OBJECTIVE
Write the material out again in full, exactly.

☆ ☆ ☆

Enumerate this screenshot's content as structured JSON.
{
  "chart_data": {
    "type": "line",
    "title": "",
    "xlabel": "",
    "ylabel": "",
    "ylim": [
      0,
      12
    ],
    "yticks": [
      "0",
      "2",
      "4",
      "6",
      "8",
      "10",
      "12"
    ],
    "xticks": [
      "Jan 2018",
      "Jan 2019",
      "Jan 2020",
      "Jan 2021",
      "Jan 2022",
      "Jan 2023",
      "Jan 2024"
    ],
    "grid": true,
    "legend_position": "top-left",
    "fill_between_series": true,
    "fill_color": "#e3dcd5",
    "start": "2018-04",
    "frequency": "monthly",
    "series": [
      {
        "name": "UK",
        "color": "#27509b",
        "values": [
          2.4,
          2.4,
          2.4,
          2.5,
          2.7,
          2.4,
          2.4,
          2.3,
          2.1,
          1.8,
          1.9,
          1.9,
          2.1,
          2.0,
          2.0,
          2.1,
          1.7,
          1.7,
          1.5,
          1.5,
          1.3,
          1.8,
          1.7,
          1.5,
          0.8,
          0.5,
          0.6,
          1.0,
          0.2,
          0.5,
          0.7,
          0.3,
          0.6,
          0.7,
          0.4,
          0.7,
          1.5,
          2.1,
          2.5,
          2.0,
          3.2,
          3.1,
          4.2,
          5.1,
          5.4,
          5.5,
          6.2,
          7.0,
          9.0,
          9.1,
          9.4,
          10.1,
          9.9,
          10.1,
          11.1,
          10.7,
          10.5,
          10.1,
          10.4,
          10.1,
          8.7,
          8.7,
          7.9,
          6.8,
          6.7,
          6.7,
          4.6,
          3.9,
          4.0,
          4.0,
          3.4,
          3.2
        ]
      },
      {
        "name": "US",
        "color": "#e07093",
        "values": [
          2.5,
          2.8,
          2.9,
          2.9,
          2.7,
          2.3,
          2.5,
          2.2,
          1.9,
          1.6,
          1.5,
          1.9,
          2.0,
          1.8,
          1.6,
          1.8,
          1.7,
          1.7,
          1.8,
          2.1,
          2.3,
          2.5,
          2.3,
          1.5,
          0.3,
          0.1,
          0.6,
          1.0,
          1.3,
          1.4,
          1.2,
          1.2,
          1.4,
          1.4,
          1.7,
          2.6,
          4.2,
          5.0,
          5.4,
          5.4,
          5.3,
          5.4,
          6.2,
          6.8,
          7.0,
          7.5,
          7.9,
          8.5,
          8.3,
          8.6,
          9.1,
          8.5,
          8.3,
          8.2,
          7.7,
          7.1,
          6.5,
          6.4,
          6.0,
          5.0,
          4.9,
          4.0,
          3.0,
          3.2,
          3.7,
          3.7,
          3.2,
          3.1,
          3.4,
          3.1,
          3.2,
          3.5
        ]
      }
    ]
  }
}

☆ ☆ ☆

SOLUTION FOR THIS EXERCISE
Enumerate this screenshot's content as structured JSON.
{
  "chart_data": {
    "type": "line",
    "title": "",
    "xlabel": "",
    "ylabel": "",
    "ylim": [
      0,
      12
    ],
    "yticks": [
      "0",
      "2",
      "4",
      "6",
      "8",
      "10",
      "12"
    ],
    "xticks": [
      "Jan 2018",
      "Jan 2019",
      "Jan 2020",
      "Jan 2021",
      "Jan 2022",
      "Jan 2023",
      "Jan 2024"
    ],
    "grid": true,
    "legend_position": "top-left",
    "fill_between_series": true,
    "fill_color": "#e3dcd5",
    "start": "2018-04",
    "frequency": "monthly",
    "series": [
      {
        "name": "UK",
        "color": "#27509b",
        "values": [
          2.4,
          2.4,
          2.4,
          2.5,
          2.7,
          2.4,
          2.4,
          2.3,
          2.1,
          1.8,
          1.9,
          1.9,
          2.1,
          2.0,
          2.0,
          2.1,
          1.7,
          1.7,
          1.5,
          1.5,
          1.3,
          1.8,
          1.7,
          1.5,
          0.8,
          0.5,
          0.6,
          1.0,
          0.2,
          0.5,
          0.7,
          0.3,
          0.6,
          0.7,
          0.4,
          0.7,
          1.5,
          2.1,
          2.5,
          2.0,
          3.2,
          3.1,
          4.2,
          5.1,
          5.4,
          5.5,
          6.2,
          7.0,
          9.0,
          9.1,
          9.4,
          10.1,
          9.9,
          10.1,
          11.1,
          10.7,
          10.5,
          10.1,
          10.4,
          10.1,
          8.7,
          8.7,
          7.9,
          6.8,
          6.7,
          6.7,
          4.6,
          3.9,
          4.0,
          4.0,
          3.4,
          3.2
        ]
      },
      {
        "name": "US",
        "color": "#e07093",
        "values": [
          2.5,
          2.8,
          2.9,
          2.9,
          2.7,
          2.3,
          2.5,
          2.2,
          1.9,
          1.6,
          1.5,
          1.9,
          2.0,
          1.8,
          1.6,
          1.8,
          1.7,
          1.7,
          1.8,
          2.1,
          2.3,
          2.5,
          2.3,
          1.5,
          0.3,
          0.1,
          0.6,
          1.0,
          1.3,
          1.4,
          1.2,
          1.2,
          1.4,
          1.4,
          1.7,
          2.6,
          4.2,
          5.0,
          5.4,
          5.4,
          5.3,
          5.4,
          6.2,
          6.8,
          7.0,
          7.5,
          7.9,
          8.5,
          8.3,
          8.6,
          9.1,
          8.5,
          8.3,
          8.2,
          7.7,
          7.1,
          6.5,
          6.4,
          6.0,
          5.0,
          4.9,
          4.0,
          3.0,
          3.2,
          3.7,
          3.7,
          3.2,
          3.1,
          3.4,
          3.1,
          3.2,
          3.5
        ]
      }
    ]
  }
}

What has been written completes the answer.